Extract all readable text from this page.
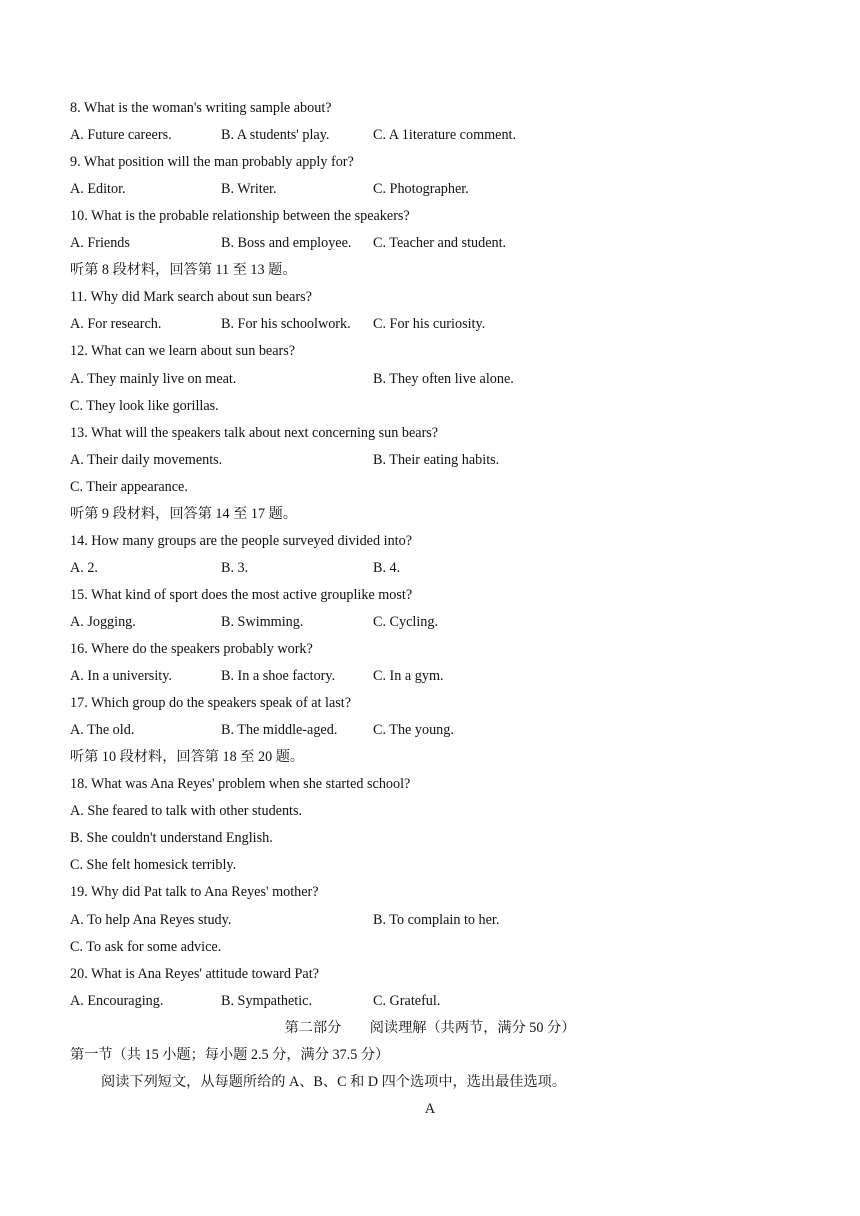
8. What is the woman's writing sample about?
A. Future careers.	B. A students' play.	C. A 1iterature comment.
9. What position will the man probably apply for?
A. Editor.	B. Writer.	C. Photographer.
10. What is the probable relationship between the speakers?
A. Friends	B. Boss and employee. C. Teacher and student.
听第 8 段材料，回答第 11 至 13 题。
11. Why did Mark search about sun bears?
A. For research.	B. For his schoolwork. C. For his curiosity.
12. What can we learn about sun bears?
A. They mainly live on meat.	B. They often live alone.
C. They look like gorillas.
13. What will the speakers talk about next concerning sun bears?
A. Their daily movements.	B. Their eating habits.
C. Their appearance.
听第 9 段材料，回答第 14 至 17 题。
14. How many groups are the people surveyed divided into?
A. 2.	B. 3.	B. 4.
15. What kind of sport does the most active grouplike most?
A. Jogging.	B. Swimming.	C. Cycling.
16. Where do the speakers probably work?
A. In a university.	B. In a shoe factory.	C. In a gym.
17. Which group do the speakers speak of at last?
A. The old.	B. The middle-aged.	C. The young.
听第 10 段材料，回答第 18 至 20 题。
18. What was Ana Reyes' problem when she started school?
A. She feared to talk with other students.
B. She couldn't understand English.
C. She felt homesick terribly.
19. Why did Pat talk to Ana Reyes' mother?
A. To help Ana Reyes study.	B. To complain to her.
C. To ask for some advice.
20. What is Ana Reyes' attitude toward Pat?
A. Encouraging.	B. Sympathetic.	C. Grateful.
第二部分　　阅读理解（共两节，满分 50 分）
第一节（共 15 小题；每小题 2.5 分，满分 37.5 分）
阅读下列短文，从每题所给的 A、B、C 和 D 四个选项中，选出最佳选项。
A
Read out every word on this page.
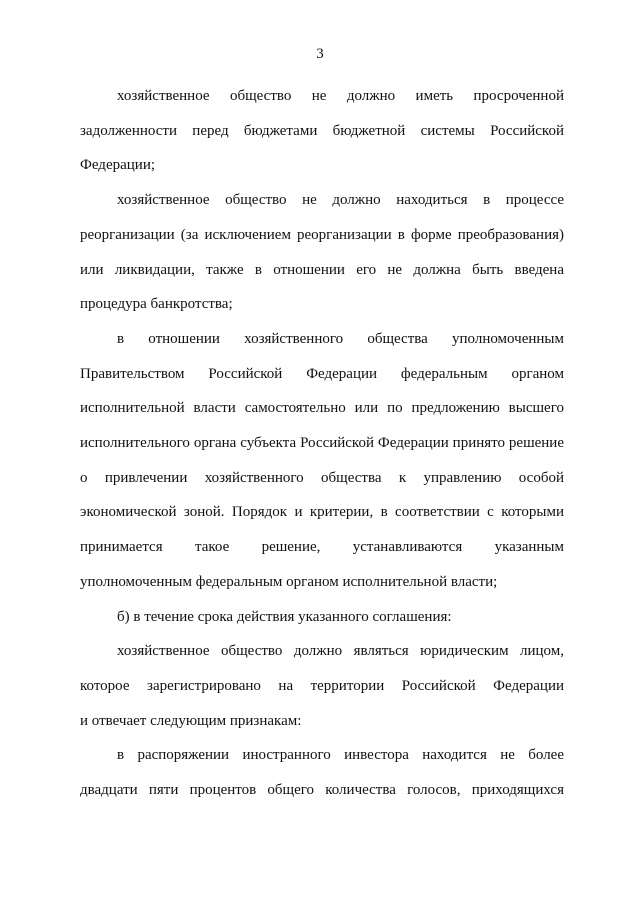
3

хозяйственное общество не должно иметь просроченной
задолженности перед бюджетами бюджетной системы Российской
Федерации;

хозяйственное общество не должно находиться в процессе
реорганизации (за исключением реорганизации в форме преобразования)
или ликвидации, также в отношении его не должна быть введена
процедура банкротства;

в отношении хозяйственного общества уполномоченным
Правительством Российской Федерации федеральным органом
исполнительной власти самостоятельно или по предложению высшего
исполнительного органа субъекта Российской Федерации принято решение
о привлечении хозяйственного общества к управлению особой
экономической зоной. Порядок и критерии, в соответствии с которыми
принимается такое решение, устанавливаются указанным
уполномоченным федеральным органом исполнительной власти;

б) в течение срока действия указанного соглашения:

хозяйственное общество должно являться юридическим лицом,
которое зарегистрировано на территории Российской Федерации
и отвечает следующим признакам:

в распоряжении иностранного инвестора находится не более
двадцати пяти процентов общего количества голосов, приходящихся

◆ ◆ ◆ ◆ ◆

EXERCISE DESCRIPTION ::
Print all of the entries word for word. Omit the pictures they contain.

RESPONSE FOR THIS EXERCISE ::
Extract all readable text from this page.
8. What is the woman's writing sample about?
A. Future careers.	B. A students' play.	C. A 1iterature comment.
9. What position will the man probably apply for?
A. Editor.	B. Writer.	C. Photographer.
10. What is the probable relationship between the speakers?
A. Friends	B. Boss and employee. C. Teacher and student.
听第 8 段材料，回答第 11 至 13 题。
11. Why did Mark search about sun bears?
A. For research.	B. For his schoolwork. C. For his curiosity.
12. What can we learn about sun bears?
A. They mainly live on meat.	B. They often live alone.
C. They look like gorillas.
13. What will the speakers talk about next concerning sun bears?
A. Their daily movements.	B. Their eating habits.
C. Their appearance.
听第 9 段材料，回答第 14 至 17 题。
14. How many groups are the people surveyed divided into?
A. 2.	B. 3.	B. 4.
15. What kind of sport does the most active grouplike most?
A. Jogging.	B. Swimming.	C. Cycling.
16. Where do the speakers probably work?
A. In a university.	B. In a shoe factory.	C. In a gym.
17. Which group do the speakers speak of at last?
A. The old.	B. The middle-aged.	C. The young.
听第 10 段材料，回答第 18 至 20 题。
18. What was Ana Reyes' problem when she started school?
A. She feared to talk with other students.
B. She couldn't understand English.
C. She felt homesick terribly.
19. Why did Pat talk to Ana Reyes' mother?
A. To help Ana Reyes study.	B. To complain to her.
C. To ask for some advice.
20. What is Ana Reyes' attitude toward Pat?
A. Encouraging.	B. Sympathetic.	C. Grateful.
第二部分　　阅读理解（共两节，满分 50 分）
第一节（共 15 小题；每小题 2.5 分，满分 37.5 分）
阅读下列短文，从每题所给的 A、B、C 和 D 四个选项中，选出最佳选项。
A
Read out every word on this page.
3

хозяйственное общество не должно иметь просроченной
задолженности перед бюджетами бюджетной системы Российской
Федерации;

хозяйственное общество не должно находиться в процессе
реорганизации (за исключением реорганизации в форме преобразования)
или ликвидации, также в отношении его не должна быть введена
процедура банкротства;

в отношении хозяйственного общества уполномоченным
Правительством Российской Федерации федеральным органом
исполнительной власти самостоятельно или по предложению высшего
исполнительного органа субъекта Российской Федерации принято решение
о привлечении хозяйственного общества к управлению особой
экономической зоной. Порядок и критерии, в соответствии с которыми
принимается такое решение, устанавливаются указанным
уполномоченным федеральным органом исполнительной власти;

б) в течение срока действия указанного соглашения:

хозяйственное общество должно являться юридическим лицом,
которое зарегистрировано на территории Российской Федерации
и отвечает следующим признакам:

в распоряжении иностранного инвестора находится не более
двадцати пяти процентов общего количества голосов, приходящихся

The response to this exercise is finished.